• [YOUR TASK]
Repeat all entries exactly.

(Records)
● ● ● ● ●

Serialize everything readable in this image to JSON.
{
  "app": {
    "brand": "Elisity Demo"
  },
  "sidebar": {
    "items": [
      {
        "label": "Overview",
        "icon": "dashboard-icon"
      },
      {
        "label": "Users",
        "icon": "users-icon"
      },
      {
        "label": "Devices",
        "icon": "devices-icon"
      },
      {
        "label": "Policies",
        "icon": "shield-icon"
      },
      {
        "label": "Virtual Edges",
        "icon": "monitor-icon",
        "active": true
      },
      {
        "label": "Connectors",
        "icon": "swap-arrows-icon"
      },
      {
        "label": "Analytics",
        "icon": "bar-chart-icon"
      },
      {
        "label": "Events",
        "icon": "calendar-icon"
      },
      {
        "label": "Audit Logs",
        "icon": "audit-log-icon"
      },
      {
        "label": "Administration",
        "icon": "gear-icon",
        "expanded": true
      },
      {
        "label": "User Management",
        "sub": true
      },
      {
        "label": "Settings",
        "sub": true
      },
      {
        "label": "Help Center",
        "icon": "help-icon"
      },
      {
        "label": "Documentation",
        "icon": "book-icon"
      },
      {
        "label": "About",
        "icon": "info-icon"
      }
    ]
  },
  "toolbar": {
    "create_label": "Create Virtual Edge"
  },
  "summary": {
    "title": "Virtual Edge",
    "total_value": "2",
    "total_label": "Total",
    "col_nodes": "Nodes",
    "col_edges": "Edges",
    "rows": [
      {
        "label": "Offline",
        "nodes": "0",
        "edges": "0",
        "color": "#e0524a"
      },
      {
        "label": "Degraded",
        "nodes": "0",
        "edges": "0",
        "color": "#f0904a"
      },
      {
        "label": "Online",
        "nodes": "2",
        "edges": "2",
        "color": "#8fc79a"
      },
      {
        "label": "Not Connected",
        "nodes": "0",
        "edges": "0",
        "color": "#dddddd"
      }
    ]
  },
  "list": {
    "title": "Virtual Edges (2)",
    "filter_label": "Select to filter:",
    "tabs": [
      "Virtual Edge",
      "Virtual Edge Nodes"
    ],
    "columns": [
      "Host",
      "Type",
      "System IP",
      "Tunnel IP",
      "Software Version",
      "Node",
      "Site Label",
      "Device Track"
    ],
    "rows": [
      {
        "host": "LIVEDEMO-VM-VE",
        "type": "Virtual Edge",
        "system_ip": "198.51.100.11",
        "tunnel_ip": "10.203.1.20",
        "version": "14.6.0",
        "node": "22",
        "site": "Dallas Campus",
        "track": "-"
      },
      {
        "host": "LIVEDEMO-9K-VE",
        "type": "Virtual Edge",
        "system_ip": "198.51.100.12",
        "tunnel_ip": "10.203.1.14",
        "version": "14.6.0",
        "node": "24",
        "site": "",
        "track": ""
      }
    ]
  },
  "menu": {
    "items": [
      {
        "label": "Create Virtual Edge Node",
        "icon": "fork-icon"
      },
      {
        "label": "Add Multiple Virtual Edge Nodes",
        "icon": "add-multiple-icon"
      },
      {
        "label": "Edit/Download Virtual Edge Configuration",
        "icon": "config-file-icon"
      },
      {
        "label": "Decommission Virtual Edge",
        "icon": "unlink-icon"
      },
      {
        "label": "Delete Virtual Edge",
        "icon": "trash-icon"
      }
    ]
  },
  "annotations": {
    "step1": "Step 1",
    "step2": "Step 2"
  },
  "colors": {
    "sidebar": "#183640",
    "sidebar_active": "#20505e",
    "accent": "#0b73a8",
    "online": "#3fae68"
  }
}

● ● ● ● ●

• [TASK ANSWER]
Serialize everything readable in this image to JSON.
{
  "app": {
    "brand": "Elisity Demo"
  },
  "sidebar": {
    "items": [
      {
        "label": "Overview",
        "icon": "dashboard-icon"
      },
      {
        "label": "Users",
        "icon": "users-icon"
      },
      {
        "label": "Devices",
        "icon": "devices-icon"
      },
      {
        "label": "Policies",
        "icon": "shield-icon"
      },
      {
        "label": "Virtual Edges",
        "icon": "monitor-icon",
        "active": true
      },
      {
        "label": "Connectors",
        "icon": "swap-arrows-icon"
      },
      {
        "label": "Analytics",
        "icon": "bar-chart-icon"
      },
      {
        "label": "Events",
        "icon": "calendar-icon"
      },
      {
        "label": "Audit Logs",
        "icon": "audit-log-icon"
      },
      {
        "label": "Administration",
        "icon": "gear-icon",
        "expanded": true
      },
      {
        "label": "User Management",
        "sub": true
      },
      {
        "label": "Settings",
        "sub": true
      },
      {
        "label": "Help Center",
        "icon": "help-icon"
      },
      {
        "label": "Documentation",
        "icon": "book-icon"
      },
      {
        "label": "About",
        "icon": "info-icon"
      }
    ]
  },
  "toolbar": {
    "create_label": "Create Virtual Edge"
  },
  "summary": {
    "title": "Virtual Edge",
    "total_value": "2",
    "total_label": "Total",
    "col_nodes": "Nodes",
    "col_edges": "Edges",
    "rows": [
      {
        "label": "Offline",
        "nodes": "0",
        "edges": "0",
        "color": "#e0524a"
      },
      {
        "label": "Degraded",
        "nodes": "0",
        "edges": "0",
        "color": "#f0904a"
      },
      {
        "label": "Online",
        "nodes": "2",
        "edges": "2",
        "color": "#8fc79a"
      },
      {
        "label": "Not Connected",
        "nodes": "0",
        "edges": "0",
        "color": "#dddddd"
      }
    ]
  },
  "list": {
    "title": "Virtual Edges (2)",
    "filter_label": "Select to filter:",
    "tabs": [
      "Virtual Edge",
      "Virtual Edge Nodes"
    ],
    "columns": [
      "Host",
      "Type",
      "System IP",
      "Tunnel IP",
      "Software Version",
      "Node",
      "Site Label",
      "Device Track"
    ],
    "rows": [
      {
        "host": "LIVEDEMO-VM-VE",
        "type": "Virtual Edge",
        "system_ip": "198.51.100.11",
        "tunnel_ip": "10.203.1.20",
        "version": "14.6.0",
        "node": "22",
        "site": "Dallas Campus",
        "track": "-"
      },
      {
        "host": "LIVEDEMO-9K-VE",
        "type": "Virtual Edge",
        "system_ip": "198.51.100.12",
        "tunnel_ip": "10.203.1.14",
        "version": "14.6.0",
        "node": "24",
        "site": "",
        "track": ""
      }
    ]
  },
  "menu": {
    "items": [
      {
        "label": "Create Virtual Edge Node",
        "icon": "fork-icon"
      },
      {
        "label": "Add Multiple Virtual Edge Nodes",
        "icon": "add-multiple-icon"
      },
      {
        "label": "Edit/Download Virtual Edge Configuration",
        "icon": "config-file-icon"
      },
      {
        "label": "Decommission Virtual Edge",
        "icon": "unlink-icon"
      },
      {
        "label": "Delete Virtual Edge",
        "icon": "trash-icon"
      }
    ]
  },
  "annotations": {
    "step1": "Step 1",
    "step2": "Step 2"
  },
  "colors": {
    "sidebar": "#183640",
    "sidebar_active": "#20505e",
    "accent": "#0b73a8",
    "online": "#3fae68"
  }
}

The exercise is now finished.